▸ Records supplied

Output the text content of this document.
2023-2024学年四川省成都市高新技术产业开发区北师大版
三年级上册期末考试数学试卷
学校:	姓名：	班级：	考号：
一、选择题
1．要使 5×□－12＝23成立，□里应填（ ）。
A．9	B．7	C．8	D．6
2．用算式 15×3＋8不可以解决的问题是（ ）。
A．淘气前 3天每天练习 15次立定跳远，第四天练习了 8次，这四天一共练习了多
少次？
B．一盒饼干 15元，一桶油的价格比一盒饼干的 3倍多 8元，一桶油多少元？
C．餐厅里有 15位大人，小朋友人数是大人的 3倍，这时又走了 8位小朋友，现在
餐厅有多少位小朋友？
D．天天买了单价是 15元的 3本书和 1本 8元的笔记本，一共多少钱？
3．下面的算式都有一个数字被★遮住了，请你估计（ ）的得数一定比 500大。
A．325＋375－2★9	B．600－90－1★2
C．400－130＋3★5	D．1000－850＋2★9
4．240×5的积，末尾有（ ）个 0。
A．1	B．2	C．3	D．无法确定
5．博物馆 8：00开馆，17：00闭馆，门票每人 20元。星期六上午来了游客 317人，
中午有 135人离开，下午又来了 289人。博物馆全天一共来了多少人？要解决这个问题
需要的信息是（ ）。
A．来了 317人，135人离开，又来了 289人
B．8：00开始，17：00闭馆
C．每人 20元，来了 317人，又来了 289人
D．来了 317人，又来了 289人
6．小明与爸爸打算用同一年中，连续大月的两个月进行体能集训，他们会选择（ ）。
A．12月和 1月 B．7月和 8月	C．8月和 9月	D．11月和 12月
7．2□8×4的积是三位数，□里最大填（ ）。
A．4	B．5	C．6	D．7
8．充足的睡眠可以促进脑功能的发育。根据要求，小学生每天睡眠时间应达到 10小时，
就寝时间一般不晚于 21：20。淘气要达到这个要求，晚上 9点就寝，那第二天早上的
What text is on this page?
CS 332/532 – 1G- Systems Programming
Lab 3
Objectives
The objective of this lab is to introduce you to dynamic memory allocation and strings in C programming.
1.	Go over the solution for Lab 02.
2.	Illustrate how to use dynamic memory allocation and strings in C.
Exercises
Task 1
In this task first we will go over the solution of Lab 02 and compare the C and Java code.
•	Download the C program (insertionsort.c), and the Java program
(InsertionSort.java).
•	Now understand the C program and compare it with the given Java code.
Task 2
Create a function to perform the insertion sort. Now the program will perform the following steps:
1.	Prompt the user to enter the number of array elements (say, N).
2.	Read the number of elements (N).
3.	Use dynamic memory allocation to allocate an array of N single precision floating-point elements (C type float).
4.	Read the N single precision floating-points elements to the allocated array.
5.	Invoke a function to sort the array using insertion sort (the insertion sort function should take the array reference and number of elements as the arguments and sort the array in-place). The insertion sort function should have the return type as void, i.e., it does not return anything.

▸ Written task
Print all of the entries exactly as they are written.

▸ Written solution
Output the text content of this document.
2023-2024学年四川省成都市高新技术产业开发区北师大版
三年级上册期末考试数学试卷
学校:	姓名：	班级：	考号：
一、选择题
1．要使 5×□－12＝23成立，□里应填（ ）。
A．9	B．7	C．8	D．6
2．用算式 15×3＋8不可以解决的问题是（ ）。
A．淘气前 3天每天练习 15次立定跳远，第四天练习了 8次，这四天一共练习了多
少次？
B．一盒饼干 15元，一桶油的价格比一盒饼干的 3倍多 8元，一桶油多少元？
C．餐厅里有 15位大人，小朋友人数是大人的 3倍，这时又走了 8位小朋友，现在
餐厅有多少位小朋友？
D．天天买了单价是 15元的 3本书和 1本 8元的笔记本，一共多少钱？
3．下面的算式都有一个数字被★遮住了，请你估计（ ）的得数一定比 500大。
A．325＋375－2★9	B．600－90－1★2
C．400－130＋3★5	D．1000－850＋2★9
4．240×5的积，末尾有（ ）个 0。
A．1	B．2	C．3	D．无法确定
5．博物馆 8：00开馆，17：00闭馆，门票每人 20元。星期六上午来了游客 317人，
中午有 135人离开，下午又来了 289人。博物馆全天一共来了多少人？要解决这个问题
需要的信息是（ ）。
A．来了 317人，135人离开，又来了 289人
B．8：00开始，17：00闭馆
C．每人 20元，来了 317人，又来了 289人
D．来了 317人，又来了 289人
6．小明与爸爸打算用同一年中，连续大月的两个月进行体能集训，他们会选择（ ）。
A．12月和 1月 B．7月和 8月	C．8月和 9月	D．11月和 12月
7．2□8×4的积是三位数，□里最大填（ ）。
A．4	B．5	C．6	D．7
8．充足的睡眠可以促进脑功能的发育。根据要求，小学生每天睡眠时间应达到 10小时，
就寝时间一般不晚于 21：20。淘气要达到这个要求，晚上 9点就寝，那第二天早上的
What text is on this page?
CS 332/532 – 1G- Systems Programming
Lab 3
Objectives
The objective of this lab is to introduce you to dynamic memory allocation and strings in C programming.
1.	Go over the solution for Lab 02.
2.	Illustrate how to use dynamic memory allocation and strings in C.
Exercises
Task 1
In this task first we will go over the solution of Lab 02 and compare the C and Java code.
•	Download the C program (insertionsort.c), and the Java program
(InsertionSort.java).
•	Now understand the C program and compare it with the given Java code.
Task 2
Create a function to perform the insertion sort. Now the program will perform the following steps:
1.	Prompt the user to enter the number of array elements (say, N).
2.	Read the number of elements (N).
3.	Use dynamic memory allocation to allocate an array of N single precision floating-point elements (C type float).
4.	Read the N single precision floating-points elements to the allocated array.
5.	Invoke a function to sort the array using insertion sort (the insertion sort function should take the array reference and number of elements as the arguments and sort the array in-place). The insertion sort function should have the return type as void, i.e., it does not return anything.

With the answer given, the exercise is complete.